_EXERCISE REQUIREMENTS_. Reproduce every line of the items below without changing anything.

_LISTED ENTRIES_.
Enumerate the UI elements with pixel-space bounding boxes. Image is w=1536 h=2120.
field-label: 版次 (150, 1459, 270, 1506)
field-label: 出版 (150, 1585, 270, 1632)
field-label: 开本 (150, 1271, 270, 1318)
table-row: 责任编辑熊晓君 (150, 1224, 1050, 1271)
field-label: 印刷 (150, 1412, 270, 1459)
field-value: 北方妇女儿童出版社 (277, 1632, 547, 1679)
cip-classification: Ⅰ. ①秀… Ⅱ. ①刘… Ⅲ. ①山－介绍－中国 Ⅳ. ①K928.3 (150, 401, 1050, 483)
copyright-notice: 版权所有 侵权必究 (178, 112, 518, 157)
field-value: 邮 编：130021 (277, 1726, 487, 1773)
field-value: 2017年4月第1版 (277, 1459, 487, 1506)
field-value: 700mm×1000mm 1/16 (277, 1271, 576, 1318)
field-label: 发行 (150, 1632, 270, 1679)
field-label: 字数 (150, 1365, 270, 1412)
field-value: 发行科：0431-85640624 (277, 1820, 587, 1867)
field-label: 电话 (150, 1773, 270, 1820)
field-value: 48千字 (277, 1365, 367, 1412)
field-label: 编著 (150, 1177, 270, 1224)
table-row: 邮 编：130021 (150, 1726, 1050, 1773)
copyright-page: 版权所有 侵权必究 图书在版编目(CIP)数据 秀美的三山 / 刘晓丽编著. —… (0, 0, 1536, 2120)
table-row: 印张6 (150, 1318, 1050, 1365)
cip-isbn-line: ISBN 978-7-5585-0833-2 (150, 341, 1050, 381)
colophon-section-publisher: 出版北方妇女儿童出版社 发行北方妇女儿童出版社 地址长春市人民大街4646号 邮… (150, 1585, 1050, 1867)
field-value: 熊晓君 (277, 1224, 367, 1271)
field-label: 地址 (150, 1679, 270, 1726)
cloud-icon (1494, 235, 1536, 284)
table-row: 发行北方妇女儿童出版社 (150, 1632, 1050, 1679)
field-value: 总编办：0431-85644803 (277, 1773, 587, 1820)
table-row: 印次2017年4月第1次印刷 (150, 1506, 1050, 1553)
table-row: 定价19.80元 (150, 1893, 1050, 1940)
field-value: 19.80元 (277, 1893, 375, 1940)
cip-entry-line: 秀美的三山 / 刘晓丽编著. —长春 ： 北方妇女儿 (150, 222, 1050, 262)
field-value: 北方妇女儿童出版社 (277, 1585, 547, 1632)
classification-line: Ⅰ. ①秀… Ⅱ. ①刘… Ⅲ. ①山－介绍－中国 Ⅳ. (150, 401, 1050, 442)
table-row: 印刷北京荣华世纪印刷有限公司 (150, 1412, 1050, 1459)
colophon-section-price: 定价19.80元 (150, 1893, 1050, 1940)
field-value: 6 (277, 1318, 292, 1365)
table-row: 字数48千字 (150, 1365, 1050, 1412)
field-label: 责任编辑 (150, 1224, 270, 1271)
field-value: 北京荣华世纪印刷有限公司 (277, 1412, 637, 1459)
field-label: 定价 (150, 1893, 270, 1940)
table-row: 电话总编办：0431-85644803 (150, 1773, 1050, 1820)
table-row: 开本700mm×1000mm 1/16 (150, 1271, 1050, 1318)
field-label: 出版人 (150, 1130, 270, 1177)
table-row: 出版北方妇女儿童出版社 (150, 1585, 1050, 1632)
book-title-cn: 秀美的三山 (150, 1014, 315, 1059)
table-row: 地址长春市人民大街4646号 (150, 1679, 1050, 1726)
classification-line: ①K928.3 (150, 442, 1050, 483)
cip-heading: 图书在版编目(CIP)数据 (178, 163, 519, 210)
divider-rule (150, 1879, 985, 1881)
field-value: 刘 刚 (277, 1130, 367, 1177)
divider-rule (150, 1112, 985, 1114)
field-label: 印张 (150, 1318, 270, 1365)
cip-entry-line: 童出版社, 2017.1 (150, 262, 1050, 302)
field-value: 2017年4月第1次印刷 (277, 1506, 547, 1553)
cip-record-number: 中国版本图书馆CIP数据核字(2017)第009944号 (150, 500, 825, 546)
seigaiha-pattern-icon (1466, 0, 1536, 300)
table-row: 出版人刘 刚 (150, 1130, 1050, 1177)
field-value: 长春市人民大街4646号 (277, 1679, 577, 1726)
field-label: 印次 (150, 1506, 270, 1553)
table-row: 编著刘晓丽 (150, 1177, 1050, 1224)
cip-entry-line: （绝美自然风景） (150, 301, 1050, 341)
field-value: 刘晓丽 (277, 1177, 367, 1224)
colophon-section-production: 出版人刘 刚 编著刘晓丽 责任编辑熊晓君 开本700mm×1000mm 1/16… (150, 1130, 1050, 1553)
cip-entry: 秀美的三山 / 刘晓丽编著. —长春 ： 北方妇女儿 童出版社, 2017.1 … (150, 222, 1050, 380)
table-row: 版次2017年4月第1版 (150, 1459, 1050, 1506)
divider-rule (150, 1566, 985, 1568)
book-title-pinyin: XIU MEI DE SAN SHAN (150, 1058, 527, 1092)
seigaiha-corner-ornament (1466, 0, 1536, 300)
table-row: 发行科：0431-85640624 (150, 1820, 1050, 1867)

_EXERCISE SOLUTION_.
Enumerate the UI elements with pixel-space bounding boxes. Image is w=1536 h=2120.
field-label: 版次 (150, 1459, 270, 1506)
field-label: 出版 (150, 1585, 270, 1632)
field-label: 开本 (150, 1271, 270, 1318)
table-row: 责任编辑熊晓君 (150, 1224, 1050, 1271)
field-label: 印刷 (150, 1412, 270, 1459)
field-value: 北方妇女儿童出版社 (277, 1632, 547, 1679)
cip-classification: Ⅰ. ①秀… Ⅱ. ①刘… Ⅲ. ①山－介绍－中国 Ⅳ. ①K928.3 (150, 401, 1050, 483)
copyright-notice: 版权所有 侵权必究 (178, 112, 518, 157)
field-value: 邮 编：130021 (277, 1726, 487, 1773)
field-value: 2017年4月第1版 (277, 1459, 487, 1506)
field-value: 700mm×1000mm 1/16 (277, 1271, 576, 1318)
field-label: 发行 (150, 1632, 270, 1679)
field-label: 字数 (150, 1365, 270, 1412)
field-value: 发行科：0431-85640624 (277, 1820, 587, 1867)
field-label: 电话 (150, 1773, 270, 1820)
field-value: 48千字 (277, 1365, 367, 1412)
field-label: 编著 (150, 1177, 270, 1224)
table-row: 邮 编：130021 (150, 1726, 1050, 1773)
copyright-page: 版权所有 侵权必究 图书在版编目(CIP)数据 秀美的三山 / 刘晓丽编著. —… (0, 0, 1536, 2120)
table-row: 印张6 (150, 1318, 1050, 1365)
cip-isbn-line: ISBN 978-7-5585-0833-2 (150, 341, 1050, 381)
colophon-section-publisher: 出版北方妇女儿童出版社 发行北方妇女儿童出版社 地址长春市人民大街4646号 邮… (150, 1585, 1050, 1867)
field-value: 熊晓君 (277, 1224, 367, 1271)
field-label: 地址 (150, 1679, 270, 1726)
cloud-icon (1494, 235, 1536, 284)
table-row: 发行北方妇女儿童出版社 (150, 1632, 1050, 1679)
field-value: 总编办：0431-85644803 (277, 1773, 587, 1820)
table-row: 印次2017年4月第1次印刷 (150, 1506, 1050, 1553)
table-row: 定价19.80元 (150, 1893, 1050, 1940)
field-value: 19.80元 (277, 1893, 375, 1940)
cip-entry-line: 秀美的三山 / 刘晓丽编著. —长春 ： 北方妇女儿 (150, 222, 1050, 262)
field-value: 北方妇女儿童出版社 (277, 1585, 547, 1632)
classification-line: Ⅰ. ①秀… Ⅱ. ①刘… Ⅲ. ①山－介绍－中国 Ⅳ. (150, 401, 1050, 442)
table-row: 印刷北京荣华世纪印刷有限公司 (150, 1412, 1050, 1459)
colophon-section-price: 定价19.80元 (150, 1893, 1050, 1940)
field-value: 6 (277, 1318, 292, 1365)
table-row: 字数48千字 (150, 1365, 1050, 1412)
field-label: 责任编辑 (150, 1224, 270, 1271)
field-value: 北京荣华世纪印刷有限公司 (277, 1412, 637, 1459)
field-label: 定价 (150, 1893, 270, 1940)
table-row: 电话总编办：0431-85644803 (150, 1773, 1050, 1820)
table-row: 开本700mm×1000mm 1/16 (150, 1271, 1050, 1318)
field-label: 出版人 (150, 1130, 270, 1177)
table-row: 出版北方妇女儿童出版社 (150, 1585, 1050, 1632)
book-title-cn: 秀美的三山 (150, 1014, 315, 1059)
table-row: 地址长春市人民大街4646号 (150, 1679, 1050, 1726)
classification-line: ①K928.3 (150, 442, 1050, 483)
cip-heading: 图书在版编目(CIP)数据 (178, 163, 519, 210)
divider-rule (150, 1879, 985, 1881)
field-value: 刘 刚 (277, 1130, 367, 1177)
divider-rule (150, 1112, 985, 1114)
field-label: 印张 (150, 1318, 270, 1365)
cip-entry-line: 童出版社, 2017.1 (150, 262, 1050, 302)
field-value: 2017年4月第1次印刷 (277, 1506, 547, 1553)
cip-record-number: 中国版本图书馆CIP数据核字(2017)第009944号 (150, 500, 825, 546)
seigaiha-pattern-icon (1466, 0, 1536, 300)
table-row: 出版人刘 刚 (150, 1130, 1050, 1177)
field-value: 长春市人民大街4646号 (277, 1679, 577, 1726)
field-label: 印次 (150, 1506, 270, 1553)
table-row: 编著刘晓丽 (150, 1177, 1050, 1224)
cip-entry-line: （绝美自然风景） (150, 301, 1050, 341)
field-value: 刘晓丽 (277, 1177, 367, 1224)
colophon-section-production: 出版人刘 刚 编著刘晓丽 责任编辑熊晓君 开本700mm×1000mm 1/16… (150, 1130, 1050, 1553)
cip-entry: 秀美的三山 / 刘晓丽编著. —长春 ： 北方妇女儿 童出版社, 2017.1 … (150, 222, 1050, 380)
table-row: 版次2017年4月第1版 (150, 1459, 1050, 1506)
divider-rule (150, 1566, 985, 1568)
book-title-pinyin: XIU MEI DE SAN SHAN (150, 1058, 527, 1092)
seigaiha-corner-ornament (1466, 0, 1536, 300)
table-row: 发行科：0431-85640624 (150, 1820, 1050, 1867)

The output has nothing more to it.